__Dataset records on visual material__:
*** Block opens ***
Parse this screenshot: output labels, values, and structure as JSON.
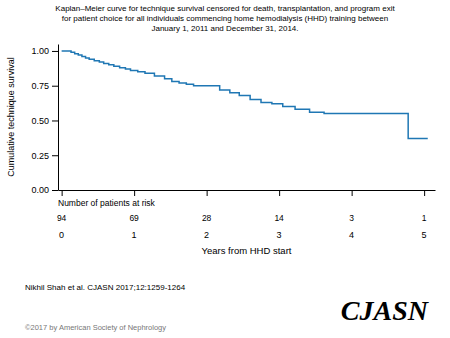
{
  "chart_data": {
    "type": "step",
    "title": [
      "Kaplan–Meier curve for technique survival censored for death, transplantation, and program exit",
      "for patient choice for all individuals commencing home hemodialysis (HHD) training between",
      "January 1, 2011 and December 31, 2014."
    ],
    "x_label": "Years from HHD start",
    "y_label": "Cumulative technique survival",
    "x": [
      0.0,
      0.08,
      0.13,
      0.18,
      0.23,
      0.28,
      0.33,
      0.38,
      0.45,
      0.52,
      0.58,
      0.65,
      0.72,
      0.8,
      0.88,
      0.95,
      1.05,
      1.15,
      1.28,
      1.42,
      1.52,
      1.62,
      1.72,
      1.82,
      1.92,
      2.05,
      2.18,
      2.32,
      2.45,
      2.6,
      2.75,
      2.9,
      3.05,
      3.22,
      3.42,
      3.62,
      3.85,
      4.05,
      4.25,
      4.45,
      4.68,
      4.78,
      5.05
    ],
    "values": [
      1.0,
      1.0,
      0.99,
      0.98,
      0.97,
      0.96,
      0.95,
      0.94,
      0.93,
      0.92,
      0.91,
      0.9,
      0.89,
      0.88,
      0.87,
      0.86,
      0.85,
      0.84,
      0.82,
      0.8,
      0.78,
      0.77,
      0.76,
      0.75,
      0.75,
      0.75,
      0.72,
      0.7,
      0.68,
      0.65,
      0.63,
      0.62,
      0.6,
      0.58,
      0.56,
      0.55,
      0.55,
      0.55,
      0.55,
      0.55,
      0.55,
      0.37,
      0.37
    ],
    "xlim": [
      -0.05,
      5.15
    ],
    "xticks": [
      0,
      1,
      2,
      3,
      4,
      5
    ],
    "ylim": [
      0.0,
      1.05
    ],
    "yticks": [
      {
        "value": 0.0,
        "label": "0.00"
      },
      {
        "value": 0.25,
        "label": "0.25"
      },
      {
        "value": 0.5,
        "label": "0.50"
      },
      {
        "value": 0.75,
        "label": "0.75"
      },
      {
        "value": 1.0,
        "label": "1.00"
      }
    ],
    "grid": false,
    "at_risk_label": "Number of patients at risk",
    "at_risk_times": [
      0,
      1,
      2,
      3,
      4,
      5
    ],
    "at_risk_counts": [
      94,
      69,
      28,
      14,
      3,
      1
    ],
    "annotations": [
      "Nikhil Shah et al. CJASN 2017;12:1259-1264",
      "©2017 by American Society of Nephrology",
      "CJASN"
    ]
  }
}
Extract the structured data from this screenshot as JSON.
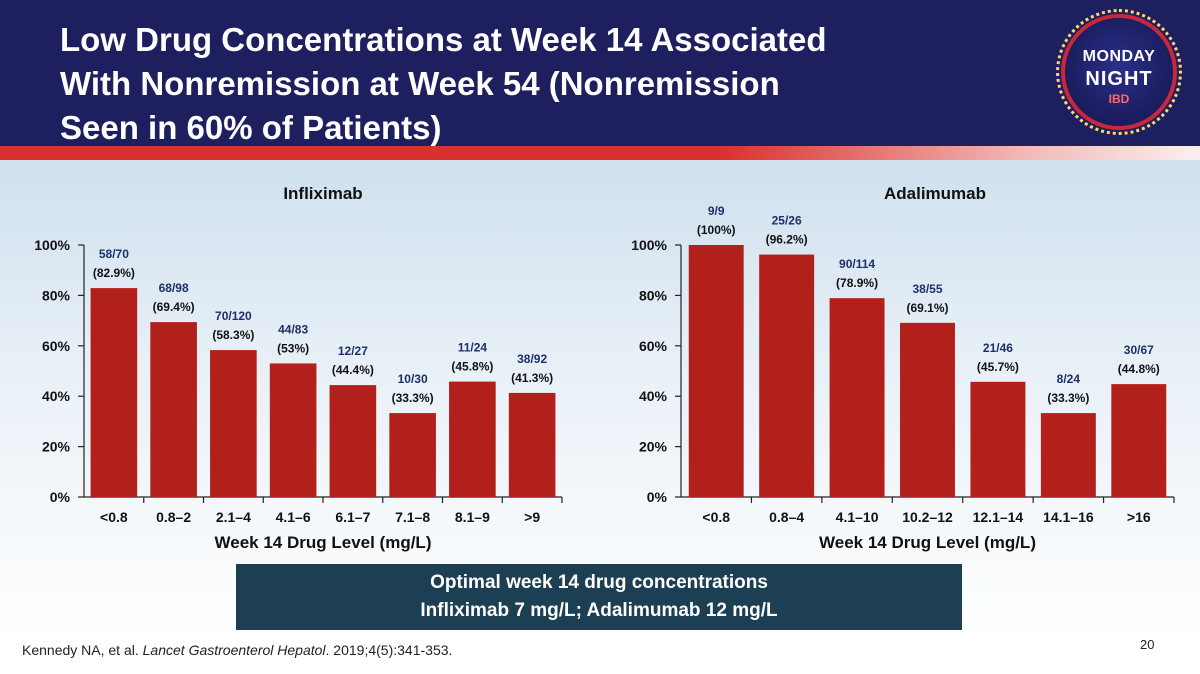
{
  "slide": {
    "title_line1": "Low Drug Concentrations at Week 14 Associated",
    "title_line2": "With Nonremission at Week 54 (Nonremission",
    "title_line3": "Seen in 60% of Patients)",
    "logo_line1": "MONDAY",
    "logo_line2": "NIGHT",
    "logo_line3": "IBD",
    "callout_line1": "Optimal week 14 drug concentrations",
    "callout_line2": "Infliximab 7 mg/L; Adalimumab 12 mg/L",
    "citation_authors": "Kennedy NA, et al. ",
    "citation_journal": "Lancet Gastroenterol Hepatol",
    "citation_rest": ". 2019;4(5):341-353.",
    "page_number": "20",
    "colors": {
      "header": "#1e1f5f",
      "bar": "#b2201b",
      "callout": "#1d3f53",
      "fraction_text": "#1e2f6b"
    }
  },
  "chart_data": [
    {
      "type": "bar",
      "title": "Infliximab",
      "xlabel": "Week 14 Drug Level (mg/L)",
      "ylabel": "",
      "ylim": [
        0,
        100
      ],
      "yticks": [
        "0%",
        "20%",
        "40%",
        "60%",
        "80%",
        "100%"
      ],
      "categories": [
        "<0.8",
        "0.8–2",
        "2.1–4",
        "4.1–6",
        "6.1–7",
        "7.1–8",
        "8.1–9",
        ">9"
      ],
      "values": [
        82.9,
        69.4,
        58.3,
        53,
        44.4,
        33.3,
        45.8,
        41.3
      ],
      "fractions": [
        "58/70",
        "68/98",
        "70/120",
        "44/83",
        "12/27",
        "10/30",
        "11/24",
        "38/92"
      ],
      "percent_labels": [
        "(82.9%)",
        "(69.4%)",
        "(58.3%)",
        "(53%)",
        "(44.4%)",
        "(33.3%)",
        "(45.8%)",
        "(41.3%)"
      ]
    },
    {
      "type": "bar",
      "title": "Adalimumab",
      "xlabel": "Week 14 Drug Level (mg/L)",
      "ylabel": "",
      "ylim": [
        0,
        100
      ],
      "yticks": [
        "0%",
        "20%",
        "40%",
        "60%",
        "80%",
        "100%"
      ],
      "categories": [
        "<0.8",
        "0.8–4",
        "4.1–10",
        "10.2–12",
        "12.1–14",
        "14.1–16",
        ">16"
      ],
      "values": [
        100,
        96.2,
        78.9,
        69.1,
        45.7,
        33.3,
        44.8
      ],
      "fractions": [
        "9/9",
        "25/26",
        "90/114",
        "38/55",
        "21/46",
        "8/24",
        "30/67"
      ],
      "percent_labels": [
        "(100%)",
        "(96.2%)",
        "(78.9%)",
        "(69.1%)",
        "(45.7%)",
        "(33.3%)",
        "(44.8%)"
      ]
    }
  ]
}
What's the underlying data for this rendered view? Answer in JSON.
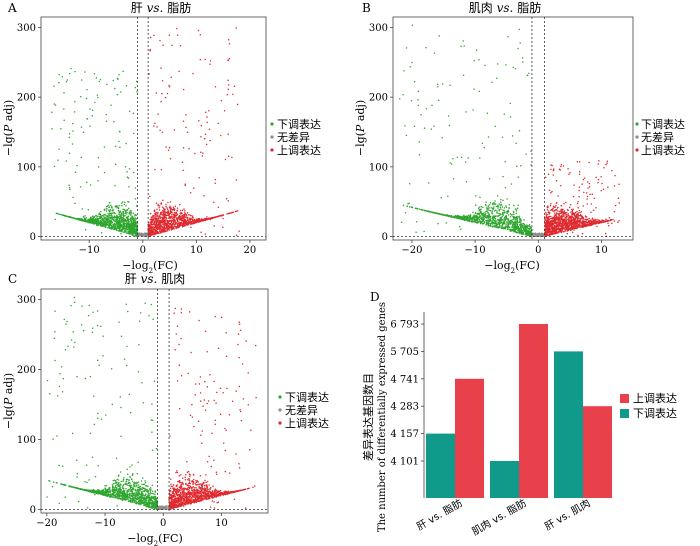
{
  "figure": {
    "panels": [
      {
        "letter": "A",
        "title_pre": "肝 ",
        "title_em": "vs.",
        "title_post": " 脂肪"
      },
      {
        "letter": "B",
        "title_pre": "肌肉 ",
        "title_em": "vs.",
        "title_post": " 脂肪"
      },
      {
        "letter": "C",
        "title_pre": "肝 ",
        "title_em": "vs.",
        "title_post": " 肌肉"
      },
      {
        "letter": "D"
      }
    ],
    "volcano_ylabel_pre": "−lg(",
    "volcano_ylabel_em": "P",
    "volcano_ylabel_post": " adj)",
    "volcano_xlabel_pre": "−log",
    "volcano_xlabel_sub": "2",
    "volcano_xlabel_post": "(FC)",
    "volcano_legend": [
      "下调表达",
      "无差异",
      "上调表达"
    ],
    "bar_ylabel_cn": "差异表达基因数目",
    "bar_ylabel_en": "The number of differentially expressed genes",
    "bar_legend": [
      "上调表达",
      "下调表达"
    ]
  },
  "colors": {
    "down": "#2fa62f",
    "none": "#8c8c8c",
    "up": "#e0292f",
    "bar_up": "#e8414b",
    "bar_down": "#0f9a8a"
  },
  "chart_data": [
    {
      "type": "scatter",
      "title": "肝 vs. 脂肪",
      "xlabel": "−log2(FC)",
      "ylabel": "−lg(P adj)",
      "xlim": [
        -19,
        23
      ],
      "ylim": [
        -5,
        315
      ],
      "xticks": [
        -10,
        0,
        10,
        20
      ],
      "yticks": [
        0,
        100,
        200,
        300
      ],
      "thresholds": {
        "x": [
          -1,
          1
        ],
        "y": 0
      },
      "legend": [
        "下调表达",
        "无差异",
        "上调表达"
      ],
      "legend_position": "right",
      "points": {
        "down": {
          "x_range": [
            -17,
            -1
          ],
          "peak_x": -4,
          "max_y": 245
        },
        "up": {
          "x_range": [
            1,
            18
          ],
          "peak_x": 4,
          "max_y": 300
        },
        "none": {
          "x_range": [
            -1,
            1
          ],
          "max_y": 5
        }
      }
    },
    {
      "type": "scatter",
      "title": "肌肉 vs. 脂肪",
      "xlabel": "−log2(FC)",
      "ylabel": "−lg(P adj)",
      "xlim": [
        -23,
        15
      ],
      "ylim": [
        -5,
        315
      ],
      "xticks": [
        -20,
        -10,
        0,
        10
      ],
      "yticks": [
        0,
        100,
        200,
        300
      ],
      "thresholds": {
        "x": [
          -1,
          1
        ],
        "y": 0
      },
      "legend": [
        "下调表达",
        "无差异",
        "上调表达"
      ],
      "legend_position": "right",
      "points": {
        "down": {
          "x_range": [
            -22,
            -1
          ],
          "peak_x": -6,
          "max_y": 305
        },
        "up": {
          "x_range": [
            1,
            13
          ],
          "peak_x": 3,
          "max_y": 110
        },
        "none": {
          "x_range": [
            -1,
            1
          ],
          "max_y": 5
        }
      }
    },
    {
      "type": "scatter",
      "title": "肝 vs. 肌肉",
      "xlabel": "−log2(FC)",
      "ylabel": "−lg(P adj)",
      "xlim": [
        -21,
        18
      ],
      "ylim": [
        -5,
        315
      ],
      "xticks": [
        -20,
        -10,
        0,
        10
      ],
      "yticks": [
        0,
        100,
        200,
        300
      ],
      "thresholds": {
        "x": [
          -1,
          1
        ],
        "y": 0
      },
      "legend": [
        "下调表达",
        "无差异",
        "上调表达"
      ],
      "legend_position": "right",
      "points": {
        "down": {
          "x_range": [
            -20,
            -1
          ],
          "peak_x": -5,
          "max_y": 305
        },
        "up": {
          "x_range": [
            1,
            16
          ],
          "peak_x": 4,
          "max_y": 295
        },
        "none": {
          "x_range": [
            -1,
            1
          ],
          "max_y": 5
        }
      }
    },
    {
      "type": "bar",
      "ylabel": "差异表达基因数目 The number of differentially expressed genes",
      "categories": [
        "肝 vs. 脂肪",
        "肌肉 vs. 脂肪",
        "肝 vs. 肌肉"
      ],
      "yticks": [
        "4 101",
        "4 157",
        "4 283",
        "4 741",
        "5 705",
        "6 793"
      ],
      "series": [
        {
          "name": "上调表达",
          "values": [
            4741,
            6793,
            4283
          ]
        },
        {
          "name": "下调表达",
          "values": [
            4157,
            4101,
            5705
          ]
        }
      ],
      "legend_position": "right"
    }
  ]
}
*** Block closes ***
__EXERCISE__: Return every line of the preceding records in which the word "CJASN" appears.

__RESPONSE TO THE EXERCISE__:
      "Nikhil Shah et al. CJASN 2017;12:1259-1264",
      "CJASN"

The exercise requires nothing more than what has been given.